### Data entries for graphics
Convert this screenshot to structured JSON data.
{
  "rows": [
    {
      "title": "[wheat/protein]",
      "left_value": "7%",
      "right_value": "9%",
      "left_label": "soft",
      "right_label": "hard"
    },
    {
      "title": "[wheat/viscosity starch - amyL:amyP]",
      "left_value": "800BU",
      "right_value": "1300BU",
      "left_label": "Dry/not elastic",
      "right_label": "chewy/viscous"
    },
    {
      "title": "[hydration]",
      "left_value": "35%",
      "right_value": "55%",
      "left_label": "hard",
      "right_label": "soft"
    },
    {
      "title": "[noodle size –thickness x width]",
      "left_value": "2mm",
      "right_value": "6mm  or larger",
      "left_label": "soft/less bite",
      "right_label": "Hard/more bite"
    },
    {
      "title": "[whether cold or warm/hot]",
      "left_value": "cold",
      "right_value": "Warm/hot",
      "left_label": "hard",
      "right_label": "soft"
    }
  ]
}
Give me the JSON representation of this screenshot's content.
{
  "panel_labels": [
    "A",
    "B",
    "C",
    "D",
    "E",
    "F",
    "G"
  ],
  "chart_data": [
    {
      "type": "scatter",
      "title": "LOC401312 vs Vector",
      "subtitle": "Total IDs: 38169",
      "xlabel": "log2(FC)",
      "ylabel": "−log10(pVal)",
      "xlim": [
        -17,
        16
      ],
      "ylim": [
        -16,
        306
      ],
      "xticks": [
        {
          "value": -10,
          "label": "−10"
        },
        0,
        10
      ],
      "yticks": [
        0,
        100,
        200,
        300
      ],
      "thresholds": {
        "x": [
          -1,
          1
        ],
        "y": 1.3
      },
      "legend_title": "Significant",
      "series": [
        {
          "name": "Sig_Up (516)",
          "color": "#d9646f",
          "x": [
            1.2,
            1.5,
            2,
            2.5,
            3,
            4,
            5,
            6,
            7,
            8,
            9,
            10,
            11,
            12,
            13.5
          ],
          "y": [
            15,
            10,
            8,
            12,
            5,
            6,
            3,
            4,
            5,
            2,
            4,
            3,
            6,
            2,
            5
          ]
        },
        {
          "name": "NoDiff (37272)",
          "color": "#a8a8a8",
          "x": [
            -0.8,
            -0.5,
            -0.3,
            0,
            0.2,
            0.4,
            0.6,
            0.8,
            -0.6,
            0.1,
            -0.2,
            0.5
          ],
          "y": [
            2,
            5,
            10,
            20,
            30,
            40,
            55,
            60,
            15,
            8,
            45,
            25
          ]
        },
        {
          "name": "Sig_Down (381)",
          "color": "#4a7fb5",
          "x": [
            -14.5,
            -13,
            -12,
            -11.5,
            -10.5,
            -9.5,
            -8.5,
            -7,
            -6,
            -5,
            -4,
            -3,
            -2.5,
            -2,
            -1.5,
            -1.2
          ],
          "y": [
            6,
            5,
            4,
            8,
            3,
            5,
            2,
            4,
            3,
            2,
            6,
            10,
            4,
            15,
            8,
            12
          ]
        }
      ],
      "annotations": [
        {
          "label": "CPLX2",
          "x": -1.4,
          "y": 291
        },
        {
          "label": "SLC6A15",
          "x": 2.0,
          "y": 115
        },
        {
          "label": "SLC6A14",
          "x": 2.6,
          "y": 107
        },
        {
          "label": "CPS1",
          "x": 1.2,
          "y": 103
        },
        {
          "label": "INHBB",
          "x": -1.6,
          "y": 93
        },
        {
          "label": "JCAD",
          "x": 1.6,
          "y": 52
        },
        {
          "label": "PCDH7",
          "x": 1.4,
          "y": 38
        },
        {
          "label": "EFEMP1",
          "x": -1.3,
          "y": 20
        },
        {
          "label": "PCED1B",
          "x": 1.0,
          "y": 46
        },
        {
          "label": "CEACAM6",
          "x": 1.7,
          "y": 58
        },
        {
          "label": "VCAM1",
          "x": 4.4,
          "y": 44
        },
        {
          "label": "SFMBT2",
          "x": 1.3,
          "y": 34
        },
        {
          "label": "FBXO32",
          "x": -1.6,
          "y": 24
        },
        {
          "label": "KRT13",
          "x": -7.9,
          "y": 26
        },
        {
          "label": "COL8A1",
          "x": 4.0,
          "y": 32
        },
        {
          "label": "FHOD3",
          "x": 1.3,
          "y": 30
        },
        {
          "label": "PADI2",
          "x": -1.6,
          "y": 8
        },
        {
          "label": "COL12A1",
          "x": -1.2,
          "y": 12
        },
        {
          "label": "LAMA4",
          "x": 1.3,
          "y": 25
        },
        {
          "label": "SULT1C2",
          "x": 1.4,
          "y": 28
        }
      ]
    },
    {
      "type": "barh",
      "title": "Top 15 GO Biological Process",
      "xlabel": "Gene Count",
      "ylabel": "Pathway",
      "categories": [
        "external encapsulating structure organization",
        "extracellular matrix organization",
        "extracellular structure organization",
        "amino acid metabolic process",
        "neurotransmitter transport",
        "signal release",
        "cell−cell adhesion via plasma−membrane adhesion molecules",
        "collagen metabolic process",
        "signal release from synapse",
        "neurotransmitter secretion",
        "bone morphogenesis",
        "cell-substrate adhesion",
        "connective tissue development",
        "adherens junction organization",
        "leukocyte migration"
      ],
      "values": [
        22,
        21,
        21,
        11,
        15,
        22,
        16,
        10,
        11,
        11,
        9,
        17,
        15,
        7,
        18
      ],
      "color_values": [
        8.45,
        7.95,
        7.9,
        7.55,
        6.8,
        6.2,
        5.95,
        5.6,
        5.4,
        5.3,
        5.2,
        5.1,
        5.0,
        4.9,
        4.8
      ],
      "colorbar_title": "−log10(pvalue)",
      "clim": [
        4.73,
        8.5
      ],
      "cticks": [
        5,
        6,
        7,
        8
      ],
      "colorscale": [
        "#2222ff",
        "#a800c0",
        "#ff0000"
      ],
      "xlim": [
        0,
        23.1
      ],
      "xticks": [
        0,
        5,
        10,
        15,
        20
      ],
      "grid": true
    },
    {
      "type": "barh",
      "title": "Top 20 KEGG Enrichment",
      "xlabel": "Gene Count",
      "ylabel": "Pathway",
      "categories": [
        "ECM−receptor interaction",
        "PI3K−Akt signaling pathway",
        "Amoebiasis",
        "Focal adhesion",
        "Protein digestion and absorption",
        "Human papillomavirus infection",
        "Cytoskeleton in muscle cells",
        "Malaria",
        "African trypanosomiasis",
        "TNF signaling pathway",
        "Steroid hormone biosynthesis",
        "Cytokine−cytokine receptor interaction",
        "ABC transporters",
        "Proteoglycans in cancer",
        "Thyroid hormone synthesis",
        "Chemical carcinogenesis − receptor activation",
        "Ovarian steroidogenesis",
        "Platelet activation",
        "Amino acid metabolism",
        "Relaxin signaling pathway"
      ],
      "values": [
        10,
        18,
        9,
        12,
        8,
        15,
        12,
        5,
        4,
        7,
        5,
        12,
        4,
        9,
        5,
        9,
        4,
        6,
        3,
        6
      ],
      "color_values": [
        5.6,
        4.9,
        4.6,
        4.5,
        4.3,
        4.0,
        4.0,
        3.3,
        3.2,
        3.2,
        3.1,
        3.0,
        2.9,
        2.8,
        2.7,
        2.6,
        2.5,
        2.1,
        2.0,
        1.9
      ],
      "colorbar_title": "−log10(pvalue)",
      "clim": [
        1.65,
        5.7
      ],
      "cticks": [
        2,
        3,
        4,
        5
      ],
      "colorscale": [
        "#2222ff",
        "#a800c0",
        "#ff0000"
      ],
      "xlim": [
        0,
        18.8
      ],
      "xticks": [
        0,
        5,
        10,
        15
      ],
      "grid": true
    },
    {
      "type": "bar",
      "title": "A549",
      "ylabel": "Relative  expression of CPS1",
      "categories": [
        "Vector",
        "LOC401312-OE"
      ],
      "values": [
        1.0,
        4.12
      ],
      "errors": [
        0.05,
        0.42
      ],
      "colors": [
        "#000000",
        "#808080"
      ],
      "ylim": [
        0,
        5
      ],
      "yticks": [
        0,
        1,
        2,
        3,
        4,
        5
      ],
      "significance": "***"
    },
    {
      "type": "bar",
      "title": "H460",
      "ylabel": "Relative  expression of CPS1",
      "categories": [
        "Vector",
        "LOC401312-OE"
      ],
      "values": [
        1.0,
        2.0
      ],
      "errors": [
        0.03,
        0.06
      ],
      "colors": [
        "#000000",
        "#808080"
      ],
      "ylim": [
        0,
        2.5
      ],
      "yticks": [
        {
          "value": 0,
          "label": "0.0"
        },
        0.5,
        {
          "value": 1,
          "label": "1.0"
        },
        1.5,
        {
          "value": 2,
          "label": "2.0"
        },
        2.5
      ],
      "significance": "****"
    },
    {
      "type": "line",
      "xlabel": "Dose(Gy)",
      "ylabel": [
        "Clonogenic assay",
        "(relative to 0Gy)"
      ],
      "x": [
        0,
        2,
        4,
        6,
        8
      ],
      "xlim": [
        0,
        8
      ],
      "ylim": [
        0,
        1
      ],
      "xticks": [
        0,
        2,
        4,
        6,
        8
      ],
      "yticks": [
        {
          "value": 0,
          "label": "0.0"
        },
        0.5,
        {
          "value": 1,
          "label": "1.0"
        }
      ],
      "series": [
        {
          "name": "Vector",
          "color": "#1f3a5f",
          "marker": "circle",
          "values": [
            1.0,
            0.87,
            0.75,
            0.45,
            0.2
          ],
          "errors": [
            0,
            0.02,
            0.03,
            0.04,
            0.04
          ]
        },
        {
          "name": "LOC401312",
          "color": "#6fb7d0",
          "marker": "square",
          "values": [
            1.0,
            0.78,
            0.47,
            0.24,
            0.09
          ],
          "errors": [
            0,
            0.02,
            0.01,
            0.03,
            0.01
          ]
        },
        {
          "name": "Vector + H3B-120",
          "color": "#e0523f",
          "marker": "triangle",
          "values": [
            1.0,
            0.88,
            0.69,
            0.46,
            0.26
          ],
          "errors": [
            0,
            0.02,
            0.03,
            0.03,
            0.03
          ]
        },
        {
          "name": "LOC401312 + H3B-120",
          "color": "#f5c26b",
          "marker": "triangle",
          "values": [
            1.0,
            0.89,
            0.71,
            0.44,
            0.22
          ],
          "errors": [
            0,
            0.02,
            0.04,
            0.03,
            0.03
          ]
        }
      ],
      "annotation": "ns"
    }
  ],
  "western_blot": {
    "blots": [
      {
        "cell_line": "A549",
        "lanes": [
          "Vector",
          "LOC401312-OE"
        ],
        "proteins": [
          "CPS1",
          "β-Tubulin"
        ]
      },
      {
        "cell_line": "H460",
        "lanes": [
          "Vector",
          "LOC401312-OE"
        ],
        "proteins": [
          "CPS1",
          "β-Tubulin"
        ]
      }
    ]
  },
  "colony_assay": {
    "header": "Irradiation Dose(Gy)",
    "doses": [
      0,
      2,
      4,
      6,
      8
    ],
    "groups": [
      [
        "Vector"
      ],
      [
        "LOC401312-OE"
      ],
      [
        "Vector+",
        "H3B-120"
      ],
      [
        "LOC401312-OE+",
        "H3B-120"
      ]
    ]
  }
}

### Required work
For each line in the entries that contains the string "extracellular", make a copy.

### Response to the task
        "extracellular matrix organization",
        "extracellular structure organization",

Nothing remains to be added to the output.